* _SHORT PROBLEM_: Can you reproduce, character for character, the lines of the records below from the one containing "new-tab-icon[interactable] xyxy=(715,17,743,45)" through the one containing "tab-title: Smart Attendance", with both of those lines included?

── TASK INPUT

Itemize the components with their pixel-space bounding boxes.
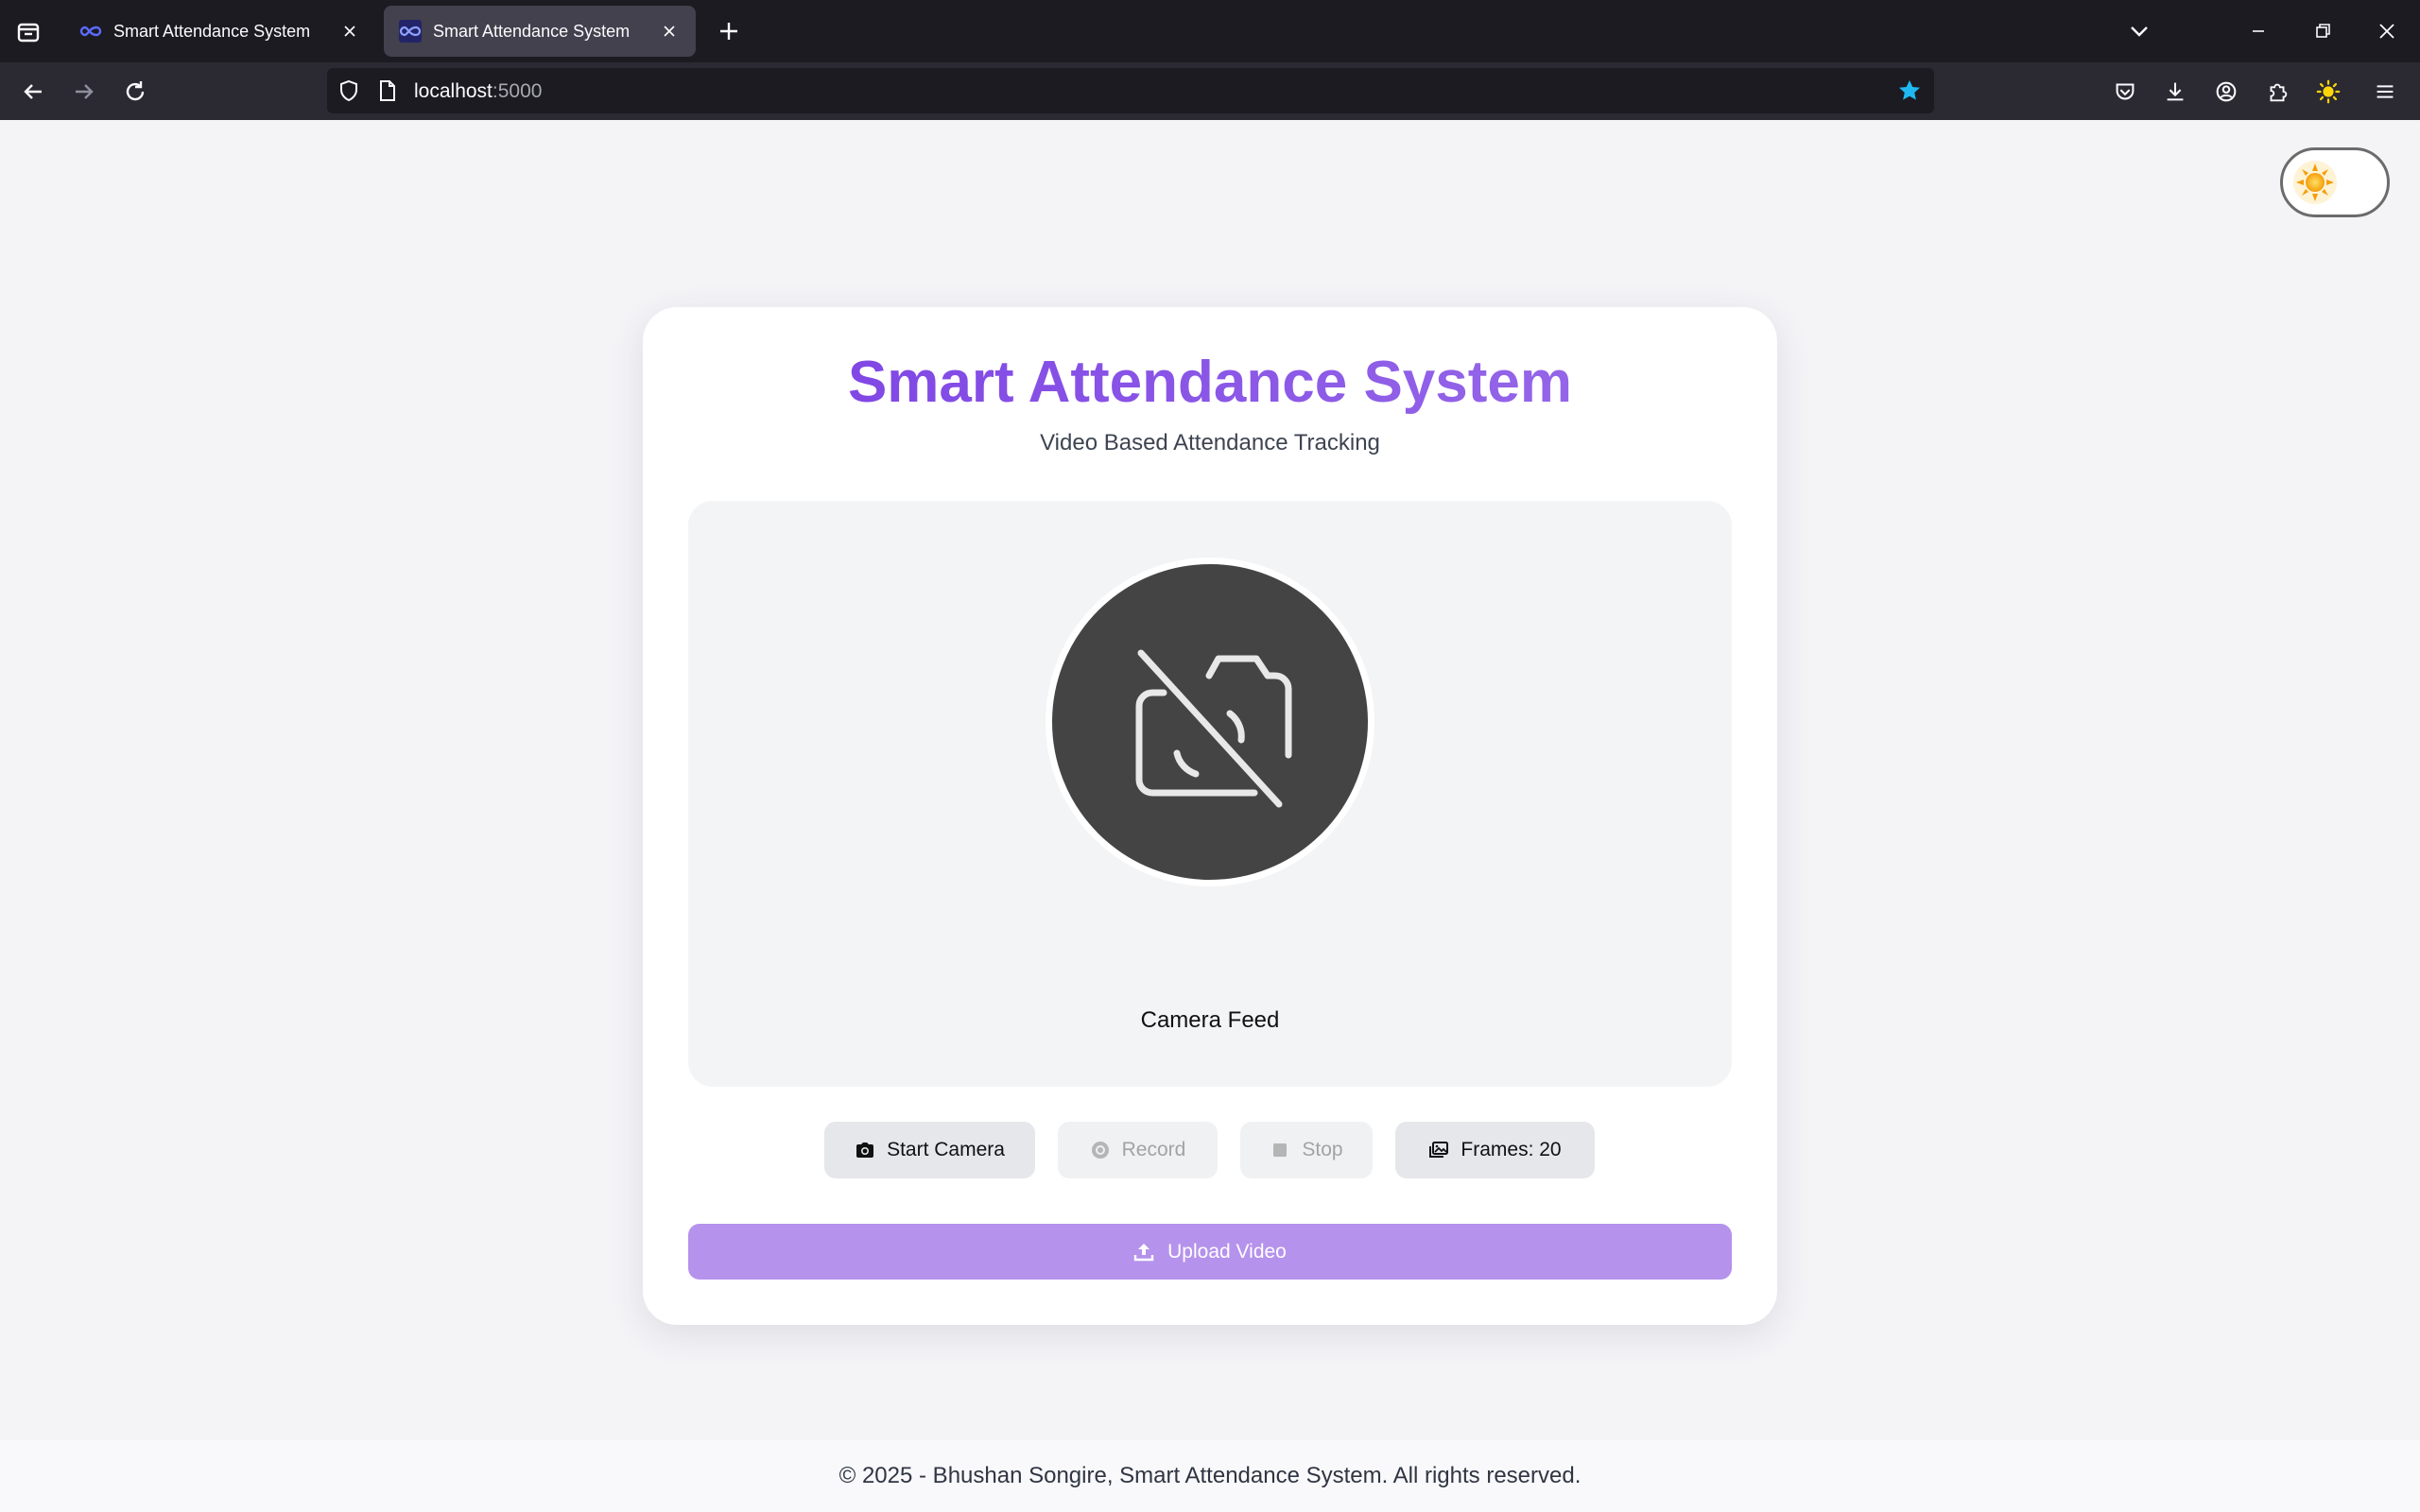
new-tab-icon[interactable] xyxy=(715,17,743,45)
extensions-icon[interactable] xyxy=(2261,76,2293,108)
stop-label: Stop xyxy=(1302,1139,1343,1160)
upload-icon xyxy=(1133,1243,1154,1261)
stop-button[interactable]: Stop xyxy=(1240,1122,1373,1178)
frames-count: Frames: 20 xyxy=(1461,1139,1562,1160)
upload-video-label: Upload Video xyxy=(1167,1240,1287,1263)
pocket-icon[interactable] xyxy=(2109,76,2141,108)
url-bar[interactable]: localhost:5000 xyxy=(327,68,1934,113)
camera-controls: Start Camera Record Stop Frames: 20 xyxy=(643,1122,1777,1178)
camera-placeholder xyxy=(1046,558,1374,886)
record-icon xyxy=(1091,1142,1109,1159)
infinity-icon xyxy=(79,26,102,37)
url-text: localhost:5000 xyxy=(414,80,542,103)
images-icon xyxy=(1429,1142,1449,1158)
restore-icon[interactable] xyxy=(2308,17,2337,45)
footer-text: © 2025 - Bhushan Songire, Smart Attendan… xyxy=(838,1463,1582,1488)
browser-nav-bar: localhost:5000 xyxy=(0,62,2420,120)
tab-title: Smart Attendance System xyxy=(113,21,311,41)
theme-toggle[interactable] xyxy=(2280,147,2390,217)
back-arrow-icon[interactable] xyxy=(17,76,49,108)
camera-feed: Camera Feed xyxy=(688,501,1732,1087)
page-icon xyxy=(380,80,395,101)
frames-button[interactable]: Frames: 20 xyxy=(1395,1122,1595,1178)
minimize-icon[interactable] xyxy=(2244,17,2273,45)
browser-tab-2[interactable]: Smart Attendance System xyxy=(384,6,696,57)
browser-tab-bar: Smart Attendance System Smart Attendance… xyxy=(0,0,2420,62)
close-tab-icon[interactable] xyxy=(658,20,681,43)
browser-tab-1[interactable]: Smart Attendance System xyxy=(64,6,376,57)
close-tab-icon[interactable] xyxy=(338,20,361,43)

────

* _RESPONSE FOR THIS EXERCISE_:
new-tab-icon[interactable] xyxy=(715,17,743,45)
extensions-icon[interactable] xyxy=(2261,76,2293,108)
stop-label: Stop xyxy=(1302,1139,1343,1160)
upload-icon xyxy=(1133,1243,1154,1261)
stop-button[interactable]: Stop xyxy=(1240,1122,1373,1178)
frames-count: Frames: 20 xyxy=(1461,1139,1562,1160)
upload-video-label: Upload Video xyxy=(1167,1240,1287,1263)
pocket-icon[interactable] xyxy=(2109,76,2141,108)
url-bar[interactable]: localhost:5000 xyxy=(327,68,1934,113)
camera-controls: Start Camera Record Stop Frames: 20 xyxy=(643,1122,1777,1178)
camera-placeholder xyxy=(1046,558,1374,886)
record-icon xyxy=(1091,1142,1109,1159)
infinity-icon xyxy=(79,26,102,37)
url-text: localhost:5000 xyxy=(414,80,542,103)
images-icon xyxy=(1429,1142,1449,1158)
restore-icon[interactable] xyxy=(2308,17,2337,45)
footer-text: © 2025 - Bhushan Songire, Smart Attendan… xyxy=(838,1463,1582,1488)
browser-nav-bar: localhost:5000 xyxy=(0,62,2420,120)
tab-title: Smart Attendance System xyxy=(113,21,311,41)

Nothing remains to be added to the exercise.